### WHAT YOU HAVE TO DO
Which lines of the entries below contain the word "francese"? Give back each such line in full.
-- Begin --
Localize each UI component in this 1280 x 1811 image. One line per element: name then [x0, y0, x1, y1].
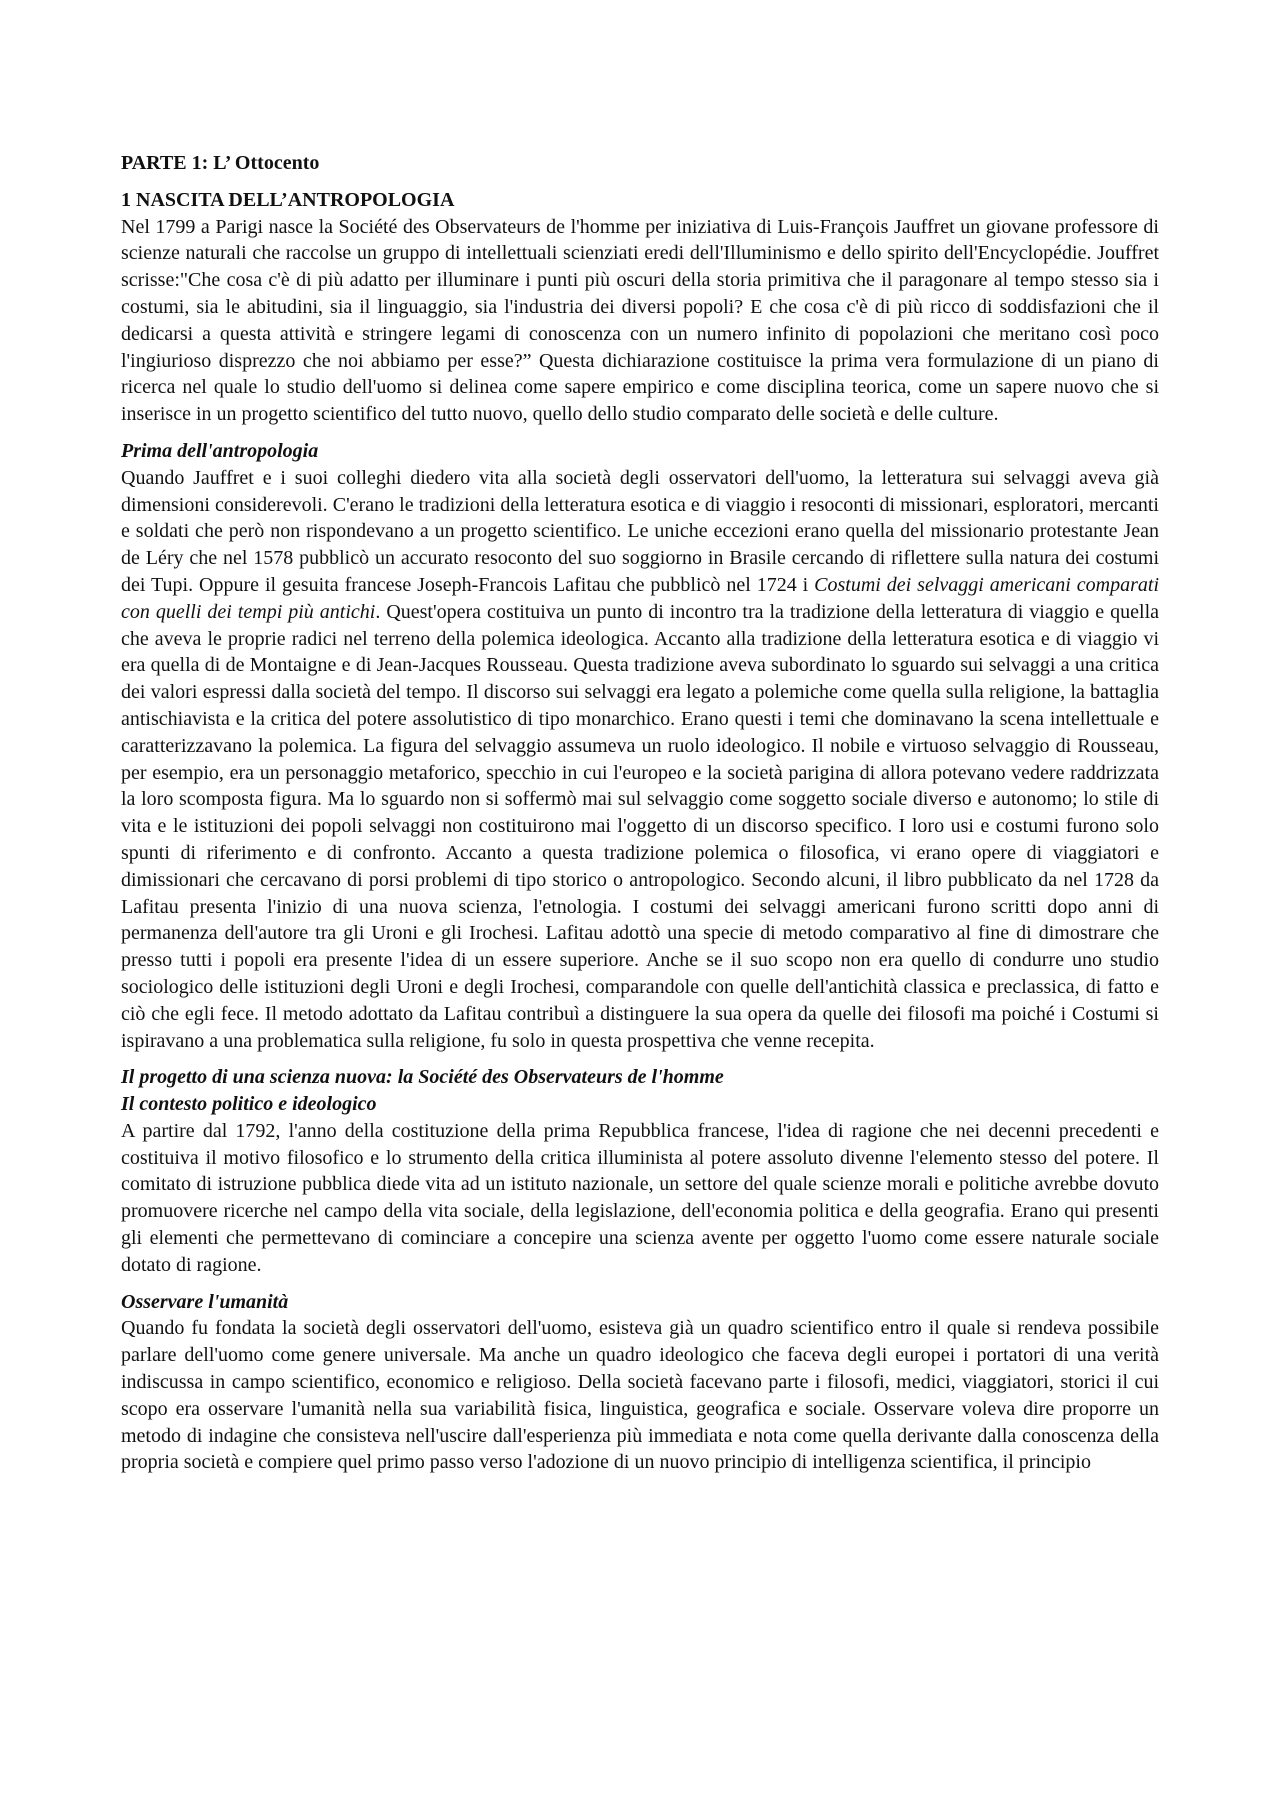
section-title-progetto: Il progetto di una scienza nuova: la Société des Observateurs de l'homme	[121, 1066, 724, 1089]
book-title: Costumi dei selvaggi americani comparati con quelli dei tempi più antichi	[121, 573, 1159, 623]
document-page	[121, 150, 1159, 1476]
section-title-osservare: Osservare l'umanità	[121, 1290, 289, 1313]
section-progetto-paragraph: A partire dal 1792, l'anno della costituzione della prima Repubblica francese, l'idea di ragione che nei decenni precedenti e costituiva il motivo filosofico e lo strumento della critica illuminista al potere assoluto divenne l'elemento stesso del potere. Il comitato di istruzione pubblica diede vita ad un istituto nazionale, un settore del quale scienze morali e politiche avrebbe dovuto promuovere ricerche nel campo della vita sociale, della legislazione, dell'economia politica e della geografia. Erano qui presenti gli elementi che permettevano di cominciare a concepire una scienza avente per oggetto l'uomo come essere naturale sociale dotato di ragione.	[121, 1119, 1159, 1276]
section-osservare-paragraph: Quando fu fondata la società degli osservatori dell'uomo, esisteva già un quadro scientifico entro il quale si rendeva possibile parlare dell'uomo come genere universale. Ma anche un quadro ideologico che faceva degli europei i portatori di una verità indiscussa in campo scientifico, economico e religioso. Della società facevano parte i filosofi, medici, viaggiatori, storici il cui scopo era osservare l'umanità nella sua variabilità fisica, linguistica, geografica e sociale. Osservare voleva dire proporre un metodo di indagine che consisteva nell'uscire dall'esperienza più immediata e nota come quella derivante dalla conoscenza della propria società e compiere quel primo passo verso l'adozione di un nuovo principio di intelligenza scientifica, il principio	[121, 1317, 1159, 1474]
chapter-title: 1 NASCITA DELL’ANTROPOLOGIA	[121, 188, 455, 211]
part-title: PARTE 1: L’ Ottocento	[121, 152, 320, 174]
section-prima-paragraph	[121, 465, 1159, 1055]
section-prima-text-2: . Quest'opera costituiva un punto di incontro tra la tradizione della letteratura di viaggio e quella che aveva le proprie radici nel terreno della polemica ideologica. Accanto alla tradizione della letteratura esotica e di viaggio vi era quella di de Montaigne e di Jean-Jacques Rousseau. Questa tradizione aveva subordinato lo sguardo sui selvaggi a una critica dei valori espressi dalla società del tempo. Il discorso sui selvaggi era legato a polemiche come quella sulla religione, la battaglia antischiavista e la critica del potere assolutistico di tipo monarchico. Erano questi i temi che dominavano la scena intellettuale e caratterizzavano la polemica. La figura del selvaggio assumeva un ruolo ideologico. Il nobile e virtuoso selvaggio di Rousseau, per esempio, era un personaggio metaforico, specchio in cui l'europeo e la società parigina di allora potevano vedere raddrizzata la loro scomposta figura. Ma lo sguardo non si soffermò mai sul selvaggio come soggetto sociale diverso e autonomo; lo stile di vita e le istituzioni dei popoli selvaggi non costituirono mai l'oggetto di un discorso specifico. I loro usi e costumi furono solo spunti di riferimento e di confronto. Accanto a questa tradizione polemica o filosofica, vi erano opere di viaggiatori e dimissionari che cercavano di porsi problemi di tipo storico o antropologico. Secondo alcuni, il libro pubblicato da nel 1728 da Lafitau presenta l'inizio di una nuova scienza, l'etnologia. I costumi dei selvaggi americani furono scritti dopo anni di permanenza dell'autore tra gli Uroni e gli Irochesi. Lafitau adottò una specie di metodo comparativo al fine di dimostrare che presso tutti i popoli era presente l'idea di un essere superiore. Anche se il suo scopo non era quello di condurre uno studio sociologico delle istituzioni degli Uroni e degli Irochesi, comparandole con quelle dell'antichità classica e preclassica, di fatto e ciò che egli fece. Il metodo adottato da Lafitau contribuì a distinguere la sua opera da quelle dei filosofi ma poiché i Costumi si ispiravano a una problematica sulla religione, fu solo in questa prospettiva che venne recepita.	[121, 600, 1159, 1052]
section-prima-text-1: Quando Jauffret e i suoi colleghi diedero vita alla società degli osservatori dell'uomo, la letteratura sui selvaggi aveva già dimensioni considerevoli. C'erano le tradizioni della letteratura esotica e di viaggio i resoconti di missionari, esploratori, mercanti e soldati che però non rispondevano a un progetto scientifico. Le uniche eccezioni erano quella del missionario protestante Jean de Léry che nel 1578 pubblicò un accurato resoconto del suo soggiorno in Brasile cercando di riflettere sulla natura dei costumi dei Tupi. Oppure il gesuita francese Joseph-Francois Lafitau che pubblicò nel 1724 i	[121, 466, 1159, 596]
section-title-prima: Prima dell'antropologia	[121, 439, 319, 462]
section-subtitle-contesto: Il contesto politico e ideologico	[121, 1093, 377, 1116]
intro-paragraph: Nel 1799 a Parigi nasce la Société des Observateurs de l'homme per iniziativa di Luis-François Jauffret un giovane professore di scienze naturali che raccolse un gruppo di intellettuali scienziati eredi dell'Illuminismo e dello spirito dell'Encyclopédie. Jouffret scrisse:"Che cosa c'è di più adatto per illuminare i punti più oscuri della storia primitiva che il paragonare al tempo stesso sia i costumi, sia le abitudini, sia il linguaggio, sia l'industria dei diversi popoli? E che cosa c'è di più ricco di soddisfazioni che il dedicarsi a questa attività e stringere legami di conoscenza con un numero infinito di popolazioni che meritano così poco l'ingiurioso disprezzo che noi abbiamo per esse?” Questa dichiarazione costituisce la prima vera formulazione di un piano di ricerca nel quale lo studio dell'uomo si delinea come sapere empirico e come disciplina teorica, come un sapere nuovo che si inserisce in un progetto scientifico del tutto nuovo, quello dello studio comparato delle società e delle culture.	[121, 215, 1159, 426]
-- End --
### THE RESPONSE
section-progetto-paragraph: A partire dal 1792, l'anno della costituzione della prima Repubblica francese, l'idea di ragione che nei decenni precedenti e costituiva il motivo filosofico e lo strumento della critica illuminista al potere assoluto divenne l'elemento stesso del potere. Il comitato di istruzione pubblica diede vita ad un istituto nazionale, un settore del quale scienze morali e politiche avrebbe dovuto promuovere ricerche nel campo della vita sociale, della legislazione, dell'economia politica e della geografia. Erano qui presenti gli elementi che permettevano di cominciare a concepire una scienza avente per oggetto l'uomo come essere naturale sociale dotato di ragione.	[121, 1119, 1159, 1276]
section-prima-text-1: Quando Jauffret e i suoi colleghi diedero vita alla società degli osservatori dell'uomo, la letteratura sui selvaggi aveva già dimensioni considerevoli. C'erano le tradizioni della letteratura esotica e di viaggio i resoconti di missionari, esploratori, mercanti e soldati che però non rispondevano a un progetto scientifico. Le uniche eccezioni erano quella del missionario protestante Jean de Léry che nel 1578 pubblicò un accurato resoconto del suo soggiorno in Brasile cercando di riflettere sulla natura dei costumi dei Tupi. Oppure il gesuita francese Joseph-Francois Lafitau che pubblicò nel 1724 i	[121, 466, 1159, 596]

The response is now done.